Excerpt from a dataset:
══════
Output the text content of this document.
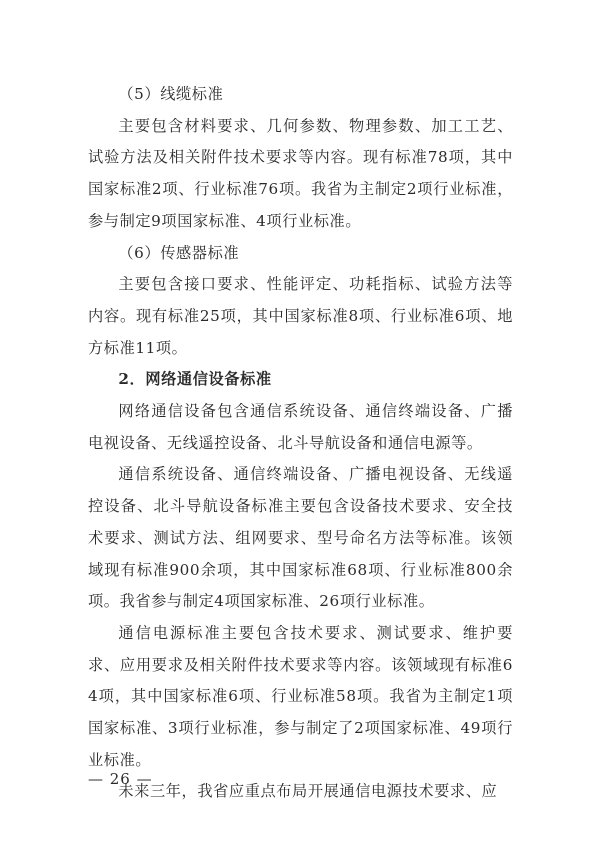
（5）线缆标准

主要包含材料要求、几何参数、物理参数、加工工艺、试验方法及相关附件技术要求等内容。现有标准78项，其中国家标准2项、行业标准76项。我省为主制定2项行业标准，参与制定9项国家标准、4项行业标准。

（6）传感器标准

主要包含接口要求、性能评定、功耗指标、试验方法等内容。现有标准25项，其中国家标准8项、行业标准6项、地方标准11项。

2．网络通信设备标准

网络通信设备包含通信系统设备、通信终端设备、广播电视设备、无线遥控设备、北斗导航设备和通信电源等。

通信系统设备、通信终端设备、广播电视设备、无线遥控设备、北斗导航设备标准主要包含设备技术要求、安全技术要求、测试方法、组网要求、型号命名方法等标准。该领域现有标准900余项，其中国家标准68项、行业标准800余项。我省参与制定4项国家标准、26项行业标准。

通信电源标准主要包含技术要求、测试要求、维护要求、应用要求及相关附件技术要求等内容。该领域现有标准64项，其中国家标准6项、行业标准58项。我省为主制定1项国家标准、3项行业标准，参与制定了2项国家标准、49项行业标准。

未来三年，我省应重点布局开展通信电源技术要求、应

— 26 —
══════
Print the complete listing exactly, apart from any pictures.

Output the text content of this document.
（5）线缆标准

主要包含材料要求、几何参数、物理参数、加工工艺、试验方法及相关附件技术要求等内容。现有标准78项，其中国家标准2项、行业标准76项。我省为主制定2项行业标准，参与制定9项国家标准、4项行业标准。

（6）传感器标准

主要包含接口要求、性能评定、功耗指标、试验方法等内容。现有标准25项，其中国家标准8项、行业标准6项、地方标准11项。

2．网络通信设备标准

网络通信设备包含通信系统设备、通信终端设备、广播电视设备、无线遥控设备、北斗导航设备和通信电源等。

通信系统设备、通信终端设备、广播电视设备、无线遥控设备、北斗导航设备标准主要包含设备技术要求、安全技术要求、测试方法、组网要求、型号命名方法等标准。该领域现有标准900余项，其中国家标准68项、行业标准800余项。我省参与制定4项国家标准、26项行业标准。

通信电源标准主要包含技术要求、测试要求、维护要求、应用要求及相关附件技术要求等内容。该领域现有标准64项，其中国家标准6项、行业标准58项。我省为主制定1项国家标准、3项行业标准，参与制定了2项国家标准、49项行业标准。

未来三年，我省应重点布局开展通信电源技术要求、应

— 26 —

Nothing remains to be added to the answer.